» To do: In the listing below, find every line containing "name" and copy it out.

» Exercise inputs:
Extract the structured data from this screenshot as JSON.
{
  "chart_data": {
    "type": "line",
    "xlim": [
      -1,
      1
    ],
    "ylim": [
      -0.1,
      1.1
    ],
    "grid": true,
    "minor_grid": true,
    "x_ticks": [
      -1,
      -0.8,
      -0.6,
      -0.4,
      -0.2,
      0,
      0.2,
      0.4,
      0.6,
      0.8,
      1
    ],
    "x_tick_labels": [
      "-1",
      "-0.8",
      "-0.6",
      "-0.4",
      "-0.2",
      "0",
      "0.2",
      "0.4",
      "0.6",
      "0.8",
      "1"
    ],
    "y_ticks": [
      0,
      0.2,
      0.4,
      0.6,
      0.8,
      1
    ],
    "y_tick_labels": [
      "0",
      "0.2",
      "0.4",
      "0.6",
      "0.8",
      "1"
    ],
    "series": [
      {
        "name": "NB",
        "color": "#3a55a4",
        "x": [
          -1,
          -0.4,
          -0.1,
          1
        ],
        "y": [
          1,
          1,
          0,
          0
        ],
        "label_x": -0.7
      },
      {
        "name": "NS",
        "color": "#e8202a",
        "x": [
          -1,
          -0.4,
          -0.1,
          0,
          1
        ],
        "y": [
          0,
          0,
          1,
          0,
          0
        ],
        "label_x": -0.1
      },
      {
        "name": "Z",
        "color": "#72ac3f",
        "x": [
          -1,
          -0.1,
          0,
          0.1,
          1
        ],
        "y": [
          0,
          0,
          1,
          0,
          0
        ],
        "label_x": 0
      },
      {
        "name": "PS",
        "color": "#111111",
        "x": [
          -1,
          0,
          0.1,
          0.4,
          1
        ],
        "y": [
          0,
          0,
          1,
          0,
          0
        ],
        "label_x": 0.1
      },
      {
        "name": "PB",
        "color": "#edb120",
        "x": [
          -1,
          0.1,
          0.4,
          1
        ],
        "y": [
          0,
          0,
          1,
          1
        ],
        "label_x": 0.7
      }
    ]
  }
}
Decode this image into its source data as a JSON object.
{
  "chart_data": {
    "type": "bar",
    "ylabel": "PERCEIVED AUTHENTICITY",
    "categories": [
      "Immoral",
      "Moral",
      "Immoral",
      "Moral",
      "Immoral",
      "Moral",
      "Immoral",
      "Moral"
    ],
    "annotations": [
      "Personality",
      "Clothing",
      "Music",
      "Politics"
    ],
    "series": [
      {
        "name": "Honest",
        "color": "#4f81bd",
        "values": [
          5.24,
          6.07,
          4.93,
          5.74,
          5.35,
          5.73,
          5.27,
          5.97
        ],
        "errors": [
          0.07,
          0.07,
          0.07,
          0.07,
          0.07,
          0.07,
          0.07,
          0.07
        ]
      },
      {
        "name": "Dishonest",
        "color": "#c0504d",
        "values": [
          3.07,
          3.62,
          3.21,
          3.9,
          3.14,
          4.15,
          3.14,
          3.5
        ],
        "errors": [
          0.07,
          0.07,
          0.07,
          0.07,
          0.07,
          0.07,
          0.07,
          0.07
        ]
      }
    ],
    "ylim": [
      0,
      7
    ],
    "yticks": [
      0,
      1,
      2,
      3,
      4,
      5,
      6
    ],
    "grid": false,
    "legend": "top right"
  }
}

» Written answer:
        "name": "NB",
        "name": "NS",
        "name": "Z",
        "name": "PS",
        "name": "PB",
        "name": "Honest",
        "name": "Dishonest",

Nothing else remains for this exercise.